- _ИСХОДНЫЕ ДАННЫЕ_

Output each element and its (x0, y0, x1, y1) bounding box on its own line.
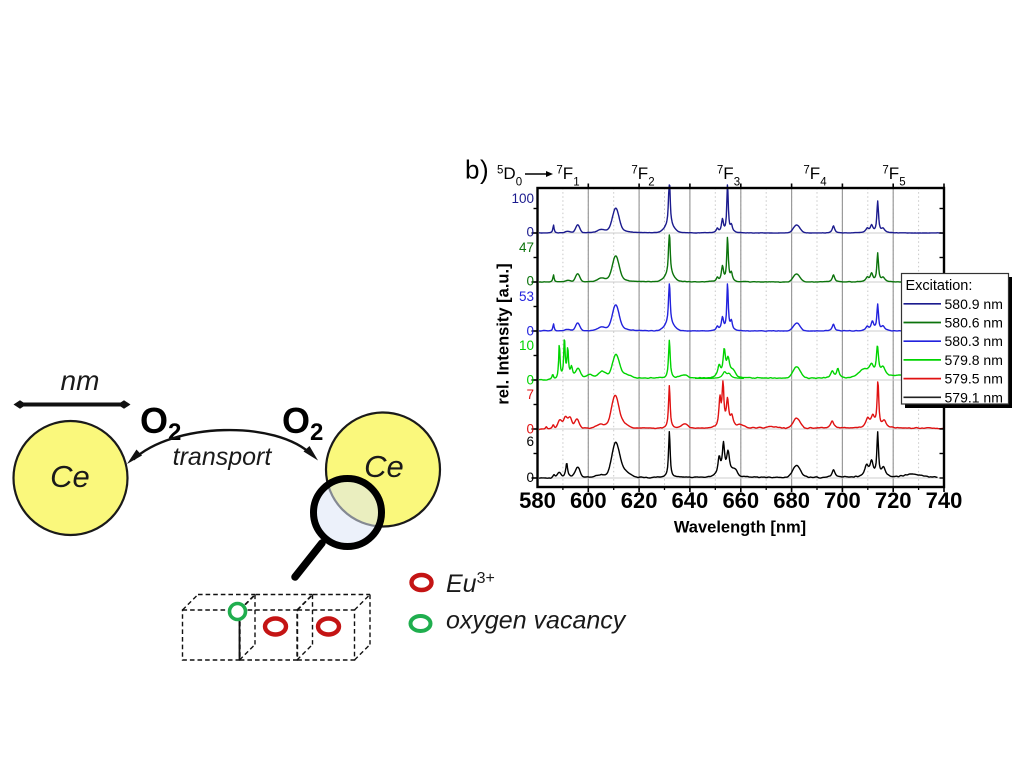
svg-text:53: 53 (519, 289, 534, 304)
svg-text:0: 0 (526, 274, 534, 289)
svg-text:7F3: 7F3 (717, 164, 740, 189)
svg-text:580.3 nm: 580.3 nm (945, 333, 1003, 349)
svg-text:Wavelength [nm]: Wavelength [nm] (674, 519, 806, 537)
svg-text:10: 10 (519, 338, 534, 353)
svg-text:transport: transport (173, 443, 273, 471)
svg-text:720: 720 (875, 488, 912, 513)
svg-text:O2: O2 (282, 400, 323, 446)
svg-text:Ce: Ce (50, 459, 90, 494)
svg-text:580: 580 (519, 488, 556, 513)
svg-text:nm: nm (61, 365, 100, 396)
svg-text:660: 660 (722, 488, 759, 513)
svg-text:640: 640 (672, 488, 709, 513)
svg-text:700: 700 (824, 488, 861, 513)
svg-text:580.6 nm: 580.6 nm (945, 315, 1003, 331)
svg-text:600: 600 (570, 488, 607, 513)
svg-text:0: 0 (526, 470, 534, 485)
svg-text:7F5: 7F5 (882, 164, 905, 189)
svg-text:579.1 nm: 579.1 nm (945, 389, 1003, 405)
svg-text:7: 7 (526, 387, 534, 402)
svg-text:0: 0 (526, 324, 534, 339)
svg-text:0: 0 (526, 225, 534, 240)
svg-text:Excitation:: Excitation: (906, 278, 973, 294)
svg-text:rel. Intensity [a.u.]: rel. Intensity [a.u.] (495, 263, 513, 404)
svg-text:579.8 nm: 579.8 nm (945, 352, 1003, 368)
svg-text:100: 100 (511, 191, 534, 206)
svg-text:7F2: 7F2 (631, 164, 654, 189)
svg-text:47: 47 (519, 240, 534, 255)
svg-text:6: 6 (526, 434, 534, 449)
svg-text:b): b) (465, 155, 489, 185)
svg-text:7F1: 7F1 (556, 164, 579, 189)
svg-text:0: 0 (526, 373, 534, 388)
svg-text:740: 740 (926, 488, 963, 513)
svg-text:620: 620 (621, 488, 658, 513)
svg-text:5D0: 5D0 (497, 164, 522, 189)
svg-text:680: 680 (773, 488, 810, 513)
svg-text:0: 0 (526, 422, 534, 437)
svg-text:Ce: Ce (364, 449, 404, 484)
svg-text:580.9 nm: 580.9 nm (945, 296, 1003, 312)
svg-text:oxygen vacancy: oxygen vacancy (446, 607, 627, 635)
svg-text:579.5 nm: 579.5 nm (945, 371, 1003, 387)
svg-text:7F4: 7F4 (803, 164, 827, 189)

- _ЗАДАНИЕ_
Представьте все строки из пунктов выше в виде таблицы Markdown со столбцами «№» (номер строки) и «Строка». Пустые строки пропустите, изображения в ответ не включайте.

- _РЕШЕНИЕ_
| № | Строка |
|---|---|
| 1 | Output each element and its (x0, y0, x1, y1) bounding box on its own line. |
| 2 | svg-text:53: 53 (519, 289, 534, 304) |
| 3 | svg-text:0: 0 (526, 274, 534, 289) |
| 4 | svg-text:7F3: 7F3 (717, 164, 740, 189) |
| 5 | svg-text:580.3 nm: 580.3 nm (945, 333, 1003, 349) |
| 6 | svg-text:Wavelength [nm]: Wavelength [nm] (674, 519, 806, 537) |
| 7 | svg-text:10: 10 (519, 338, 534, 353) |
| 8 | svg-text:transport: transport (173, 443, 273, 471) |
| 9 | svg-text:720: 720 (875, 488, 912, 513) |
| 10 | svg-text:O2: O2 (282, 400, 323, 446) |
| 11 | svg-text:Ce: Ce (50, 459, 90, 494) |
| 12 | svg-text:580: 580 (519, 488, 556, 513) |
| 13 | svg-text:nm: nm (61, 365, 100, 396) |
| 14 | svg-text:660: 660 (722, 488, 759, 513) |
| 15 | svg-text:640: 640 (672, 488, 709, 513) |
| 16 | svg-text:700: 700 (824, 488, 861, 513) |
| 17 | svg-text:580.6 nm: 580.6 nm (945, 315, 1003, 331) |
| 18 | svg-text:600: 600 (570, 488, 607, 513) |
| 19 | svg-text:0: 0 (526, 470, 534, 485) |
| 20 | svg-text:7F5: 7F5 (882, 164, 905, 189) |
| 21 | svg-text:579.1 nm: 579.1 nm (945, 389, 1003, 405) |
| 22 | svg-text:7: 7 (526, 387, 534, 402) |
| 23 | svg-text:0: 0 (526, 324, 534, 339) |
| 24 | svg-text:0: 0 (526, 225, 534, 240) |
| 25 | svg-text:Excitation:: Excitation: (906, 278, 973, 294) |
| 26 | svg-text:rel. Intensity [a.u.]: rel. Intensity [a.u.] (495, 263, 513, 404) |
| 27 | svg-text:579.8 nm: 579.8 nm (945, 352, 1003, 368) |
| 28 | svg-text:100: 100 (511, 191, 534, 206) |
| 29 | svg-text:7F2: 7F2 (631, 164, 654, 189) |
| 30 | svg-text:47: 47 (519, 240, 534, 255) |
| 31 | svg-text:6: 6 (526, 434, 534, 449) |
| 32 | svg-text:b): b) (465, 155, 489, 185) |
| 33 | svg-text:7F1: 7F1 (556, 164, 579, 189) |
| 34 | svg-text:0: 0 (526, 373, 534, 388) |
| 35 | svg-text:740: 740 (926, 488, 963, 513) |
| 36 | svg-text:620: 620 (621, 488, 658, 513) |
| 37 | svg-text:5D0: 5D0 (497, 164, 522, 189) |
| 38 | svg-text:680: 680 (773, 488, 810, 513) |
| 39 | svg-text:0: 0 (526, 422, 534, 437) |
| 40 | svg-text:Ce: Ce (364, 449, 404, 484) |
| 41 | svg-text:580.9 nm: 580.9 nm (945, 296, 1003, 312) |
| 42 | svg-text:oxygen vacancy: oxygen vacancy (446, 607, 627, 635) |
| 43 | svg-text:579.5 nm: 579.5 nm (945, 371, 1003, 387) |
| 44 | svg-text:7F4: 7F4 (803, 164, 827, 189) |